▶ Material for this exercise
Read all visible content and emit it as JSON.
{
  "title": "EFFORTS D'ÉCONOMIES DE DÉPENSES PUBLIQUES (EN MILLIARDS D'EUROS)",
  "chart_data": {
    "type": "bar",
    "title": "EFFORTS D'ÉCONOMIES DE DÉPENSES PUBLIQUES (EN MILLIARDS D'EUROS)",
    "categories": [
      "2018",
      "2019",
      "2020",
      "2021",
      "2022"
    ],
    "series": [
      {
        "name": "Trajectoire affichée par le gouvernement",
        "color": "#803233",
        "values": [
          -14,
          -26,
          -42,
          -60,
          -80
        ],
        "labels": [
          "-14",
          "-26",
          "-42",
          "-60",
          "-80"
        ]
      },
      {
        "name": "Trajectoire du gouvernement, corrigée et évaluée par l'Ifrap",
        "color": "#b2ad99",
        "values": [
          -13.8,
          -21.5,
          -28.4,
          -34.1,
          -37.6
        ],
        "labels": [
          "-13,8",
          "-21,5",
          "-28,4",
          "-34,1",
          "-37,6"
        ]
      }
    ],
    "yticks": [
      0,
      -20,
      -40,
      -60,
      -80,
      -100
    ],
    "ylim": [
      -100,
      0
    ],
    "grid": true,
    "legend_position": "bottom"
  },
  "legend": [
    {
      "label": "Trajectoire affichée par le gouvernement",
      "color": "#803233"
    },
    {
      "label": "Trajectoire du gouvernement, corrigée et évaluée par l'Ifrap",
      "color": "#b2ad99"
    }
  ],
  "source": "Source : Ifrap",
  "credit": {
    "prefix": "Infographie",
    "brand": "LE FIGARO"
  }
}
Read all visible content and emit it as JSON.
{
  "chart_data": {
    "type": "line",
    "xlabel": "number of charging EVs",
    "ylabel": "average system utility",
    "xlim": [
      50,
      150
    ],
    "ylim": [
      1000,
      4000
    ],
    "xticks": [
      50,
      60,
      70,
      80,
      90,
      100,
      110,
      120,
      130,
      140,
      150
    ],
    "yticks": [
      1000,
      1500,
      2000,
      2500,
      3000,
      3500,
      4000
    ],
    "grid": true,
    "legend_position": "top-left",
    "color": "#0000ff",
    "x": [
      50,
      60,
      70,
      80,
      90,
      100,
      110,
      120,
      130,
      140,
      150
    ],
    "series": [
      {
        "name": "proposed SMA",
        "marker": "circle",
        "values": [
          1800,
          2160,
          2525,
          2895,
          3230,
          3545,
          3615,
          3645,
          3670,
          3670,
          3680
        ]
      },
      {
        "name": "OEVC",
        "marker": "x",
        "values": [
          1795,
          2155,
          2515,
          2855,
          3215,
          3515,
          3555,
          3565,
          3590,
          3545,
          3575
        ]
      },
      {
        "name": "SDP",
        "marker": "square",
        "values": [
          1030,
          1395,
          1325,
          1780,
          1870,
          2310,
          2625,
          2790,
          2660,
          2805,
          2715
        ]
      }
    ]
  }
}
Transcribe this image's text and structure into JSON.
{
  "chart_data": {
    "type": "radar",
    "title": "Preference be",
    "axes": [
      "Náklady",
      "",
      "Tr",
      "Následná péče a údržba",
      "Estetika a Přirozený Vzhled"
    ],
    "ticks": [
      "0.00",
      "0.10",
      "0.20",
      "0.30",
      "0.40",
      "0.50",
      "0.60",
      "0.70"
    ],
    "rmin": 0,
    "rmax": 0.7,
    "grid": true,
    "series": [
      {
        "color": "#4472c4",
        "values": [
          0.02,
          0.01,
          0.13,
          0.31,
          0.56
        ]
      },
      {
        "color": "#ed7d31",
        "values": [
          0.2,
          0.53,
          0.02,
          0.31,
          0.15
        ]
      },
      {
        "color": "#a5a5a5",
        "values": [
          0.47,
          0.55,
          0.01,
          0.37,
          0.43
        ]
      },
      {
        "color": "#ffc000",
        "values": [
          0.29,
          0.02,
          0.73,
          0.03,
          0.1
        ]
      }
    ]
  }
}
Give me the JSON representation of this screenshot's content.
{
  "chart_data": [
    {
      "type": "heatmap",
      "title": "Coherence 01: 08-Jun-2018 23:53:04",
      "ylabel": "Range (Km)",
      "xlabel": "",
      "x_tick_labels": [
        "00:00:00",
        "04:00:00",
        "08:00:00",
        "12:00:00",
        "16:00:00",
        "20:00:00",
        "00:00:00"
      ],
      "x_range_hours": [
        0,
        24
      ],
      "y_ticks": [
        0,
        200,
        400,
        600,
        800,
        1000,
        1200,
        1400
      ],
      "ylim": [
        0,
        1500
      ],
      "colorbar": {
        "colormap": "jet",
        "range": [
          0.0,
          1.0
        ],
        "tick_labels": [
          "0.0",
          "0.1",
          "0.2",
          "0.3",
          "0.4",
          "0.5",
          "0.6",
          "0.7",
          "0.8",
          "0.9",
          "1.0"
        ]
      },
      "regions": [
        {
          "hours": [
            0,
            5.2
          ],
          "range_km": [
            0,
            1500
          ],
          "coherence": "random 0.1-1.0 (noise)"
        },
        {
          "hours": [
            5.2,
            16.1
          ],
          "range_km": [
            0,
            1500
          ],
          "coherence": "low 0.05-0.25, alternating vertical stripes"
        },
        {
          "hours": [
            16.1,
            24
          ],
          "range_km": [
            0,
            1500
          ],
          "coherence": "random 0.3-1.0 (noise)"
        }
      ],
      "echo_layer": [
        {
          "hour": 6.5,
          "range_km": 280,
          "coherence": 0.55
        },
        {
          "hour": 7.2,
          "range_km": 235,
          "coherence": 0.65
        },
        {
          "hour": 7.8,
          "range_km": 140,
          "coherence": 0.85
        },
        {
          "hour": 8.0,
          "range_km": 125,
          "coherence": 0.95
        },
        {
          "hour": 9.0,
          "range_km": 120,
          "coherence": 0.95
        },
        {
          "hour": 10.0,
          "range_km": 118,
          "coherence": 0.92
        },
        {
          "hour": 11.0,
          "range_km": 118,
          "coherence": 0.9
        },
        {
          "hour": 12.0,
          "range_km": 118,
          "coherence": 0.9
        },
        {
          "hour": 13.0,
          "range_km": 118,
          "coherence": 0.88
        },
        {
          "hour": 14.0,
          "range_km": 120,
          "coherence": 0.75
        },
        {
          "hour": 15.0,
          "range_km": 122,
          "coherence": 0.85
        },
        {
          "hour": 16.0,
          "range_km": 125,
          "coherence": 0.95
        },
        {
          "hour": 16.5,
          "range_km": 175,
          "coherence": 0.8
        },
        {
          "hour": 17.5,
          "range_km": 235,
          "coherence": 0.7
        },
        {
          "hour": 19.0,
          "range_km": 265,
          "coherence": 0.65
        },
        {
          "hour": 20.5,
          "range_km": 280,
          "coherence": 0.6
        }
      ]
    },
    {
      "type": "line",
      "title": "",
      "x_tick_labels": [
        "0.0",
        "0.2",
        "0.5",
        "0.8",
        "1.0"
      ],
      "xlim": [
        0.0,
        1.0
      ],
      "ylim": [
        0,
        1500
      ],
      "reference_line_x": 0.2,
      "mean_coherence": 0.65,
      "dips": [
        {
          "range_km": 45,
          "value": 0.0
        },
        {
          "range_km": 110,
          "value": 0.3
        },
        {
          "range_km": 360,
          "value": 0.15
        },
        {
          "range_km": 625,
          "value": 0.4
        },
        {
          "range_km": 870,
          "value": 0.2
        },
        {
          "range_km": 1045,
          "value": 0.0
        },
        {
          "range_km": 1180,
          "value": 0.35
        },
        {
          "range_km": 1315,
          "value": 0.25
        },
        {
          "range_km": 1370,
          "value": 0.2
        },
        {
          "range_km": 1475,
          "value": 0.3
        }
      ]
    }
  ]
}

▶ The request
Restate each of the entries above verbatim.

▶ Exercise result
Read all visible content and emit it as JSON.
{
  "title": "EFFORTS D'ÉCONOMIES DE DÉPENSES PUBLIQUES (EN MILLIARDS D'EUROS)",
  "chart_data": {
    "type": "bar",
    "title": "EFFORTS D'ÉCONOMIES DE DÉPENSES PUBLIQUES (EN MILLIARDS D'EUROS)",
    "categories": [
      "2018",
      "2019",
      "2020",
      "2021",
      "2022"
    ],
    "series": [
      {
        "name": "Trajectoire affichée par le gouvernement",
        "color": "#803233",
        "values": [
          -14,
          -26,
          -42,
          -60,
          -80
        ],
        "labels": [
          "-14",
          "-26",
          "-42",
          "-60",
          "-80"
        ]
      },
      {
        "name": "Trajectoire du gouvernement, corrigée et évaluée par l'Ifrap",
        "color": "#b2ad99",
        "values": [
          -13.8,
          -21.5,
          -28.4,
          -34.1,
          -37.6
        ],
        "labels": [
          "-13,8",
          "-21,5",
          "-28,4",
          "-34,1",
          "-37,6"
        ]
      }
    ],
    "yticks": [
      0,
      -20,
      -40,
      -60,
      -80,
      -100
    ],
    "ylim": [
      -100,
      0
    ],
    "grid": true,
    "legend_position": "bottom"
  },
  "legend": [
    {
      "label": "Trajectoire affichée par le gouvernement",
      "color": "#803233"
    },
    {
      "label": "Trajectoire du gouvernement, corrigée et évaluée par l'Ifrap",
      "color": "#b2ad99"
    }
  ],
  "source": "Source : Ifrap",
  "credit": {
    "prefix": "Infographie",
    "brand": "LE FIGARO"
  }
}
Read all visible content and emit it as JSON.
{
  "chart_data": {
    "type": "line",
    "xlabel": "number of charging EVs",
    "ylabel": "average system utility",
    "xlim": [
      50,
      150
    ],
    "ylim": [
      1000,
      4000
    ],
    "xticks": [
      50,
      60,
      70,
      80,
      90,
      100,
      110,
      120,
      130,
      140,
      150
    ],
    "yticks": [
      1000,
      1500,
      2000,
      2500,
      3000,
      3500,
      4000
    ],
    "grid": true,
    "legend_position": "top-left",
    "color": "#0000ff",
    "x": [
      50,
      60,
      70,
      80,
      90,
      100,
      110,
      120,
      130,
      140,
      150
    ],
    "series": [
      {
        "name": "proposed SMA",
        "marker": "circle",
        "values": [
          1800,
          2160,
          2525,
          2895,
          3230,
          3545,
          3615,
          3645,
          3670,
          3670,
          3680
        ]
      },
      {
        "name": "OEVC",
        "marker": "x",
        "values": [
          1795,
          2155,
          2515,
          2855,
          3215,
          3515,
          3555,
          3565,
          3590,
          3545,
          3575
        ]
      },
      {
        "name": "SDP",
        "marker": "square",
        "values": [
          1030,
          1395,
          1325,
          1780,
          1870,
          2310,
          2625,
          2790,
          2660,
          2805,
          2715
        ]
      }
    ]
  }
}
Transcribe this image's text and structure into JSON.
{
  "chart_data": {
    "type": "radar",
    "title": "Preference be",
    "axes": [
      "Náklady",
      "",
      "Tr",
      "Následná péče a údržba",
      "Estetika a Přirozený Vzhled"
    ],
    "ticks": [
      "0.00",
      "0.10",
      "0.20",
      "0.30",
      "0.40",
      "0.50",
      "0.60",
      "0.70"
    ],
    "rmin": 0,
    "rmax": 0.7,
    "grid": true,
    "series": [
      {
        "color": "#4472c4",
        "values": [
          0.02,
          0.01,
          0.13,
          0.31,
          0.56
        ]
      },
      {
        "color": "#ed7d31",
        "values": [
          0.2,
          0.53,
          0.02,
          0.31,
          0.15
        ]
      },
      {
        "color": "#a5a5a5",
        "values": [
          0.47,
          0.55,
          0.01,
          0.37,
          0.43
        ]
      },
      {
        "color": "#ffc000",
        "values": [
          0.29,
          0.02,
          0.73,
          0.03,
          0.1
        ]
      }
    ]
  }
}
Give me the JSON representation of this screenshot's content.
{
  "chart_data": [
    {
      "type": "heatmap",
      "title": "Coherence 01: 08-Jun-2018 23:53:04",
      "ylabel": "Range (Km)",
      "xlabel": "",
      "x_tick_labels": [
        "00:00:00",
        "04:00:00",
        "08:00:00",
        "12:00:00",
        "16:00:00",
        "20:00:00",
        "00:00:00"
      ],
      "x_range_hours": [
        0,
        24
      ],
      "y_ticks": [
        0,
        200,
        400,
        600,
        800,
        1000,
        1200,
        1400
      ],
      "ylim": [
        0,
        1500
      ],
      "colorbar": {
        "colormap": "jet",
        "range": [
          0.0,
          1.0
        ],
        "tick_labels": [
          "0.0",
          "0.1",
          "0.2",
          "0.3",
          "0.4",
          "0.5",
          "0.6",
          "0.7",
          "0.8",
          "0.9",
          "1.0"
        ]
      },
      "regions": [
        {
          "hours": [
            0,
            5.2
          ],
          "range_km": [
            0,
            1500
          ],
          "coherence": "random 0.1-1.0 (noise)"
        },
        {
          "hours": [
            5.2,
            16.1
          ],
          "range_km": [
            0,
            1500
          ],
          "coherence": "low 0.05-0.25, alternating vertical stripes"
        },
        {
          "hours": [
            16.1,
            24
          ],
          "range_km": [
            0,
            1500
          ],
          "coherence": "random 0.3-1.0 (noise)"
        }
      ],
      "echo_layer": [
        {
          "hour": 6.5,
          "range_km": 280,
          "coherence": 0.55
        },
        {
          "hour": 7.2,
          "range_km": 235,
          "coherence": 0.65
        },
        {
          "hour": 7.8,
          "range_km": 140,
          "coherence": 0.85
        },
        {
          "hour": 8.0,
          "range_km": 125,
          "coherence": 0.95
        },
        {
          "hour": 9.0,
          "range_km": 120,
          "coherence": 0.95
        },
        {
          "hour": 10.0,
          "range_km": 118,
          "coherence": 0.92
        },
        {
          "hour": 11.0,
          "range_km": 118,
          "coherence": 0.9
        },
        {
          "hour": 12.0,
          "range_km": 118,
          "coherence": 0.9
        },
        {
          "hour": 13.0,
          "range_km": 118,
          "coherence": 0.88
        },
        {
          "hour": 14.0,
          "range_km": 120,
          "coherence": 0.75
        },
        {
          "hour": 15.0,
          "range_km": 122,
          "coherence": 0.85
        },
        {
          "hour": 16.0,
          "range_km": 125,
          "coherence": 0.95
        },
        {
          "hour": 16.5,
          "range_km": 175,
          "coherence": 0.8
        },
        {
          "hour": 17.5,
          "range_km": 235,
          "coherence": 0.7
        },
        {
          "hour": 19.0,
          "range_km": 265,
          "coherence": 0.65
        },
        {
          "hour": 20.5,
          "range_km": 280,
          "coherence": 0.6
        }
      ]
    },
    {
      "type": "line",
      "title": "",
      "x_tick_labels": [
        "0.0",
        "0.2",
        "0.5",
        "0.8",
        "1.0"
      ],
      "xlim": [
        0.0,
        1.0
      ],
      "ylim": [
        0,
        1500
      ],
      "reference_line_x": 0.2,
      "mean_coherence": 0.65,
      "dips": [
        {
          "range_km": 45,
          "value": 0.0
        },
        {
          "range_km": 110,
          "value": 0.3
        },
        {
          "range_km": 360,
          "value": 0.15
        },
        {
          "range_km": 625,
          "value": 0.4
        },
        {
          "range_km": 870,
          "value": 0.2
        },
        {
          "range_km": 1045,
          "value": 0.0
        },
        {
          "range_km": 1180,
          "value": 0.35
        },
        {
          "range_km": 1315,
          "value": 0.25
        },
        {
          "range_km": 1370,
          "value": 0.2
        },
        {
          "range_km": 1475,
          "value": 0.3
        }
      ]
    }
  ]
}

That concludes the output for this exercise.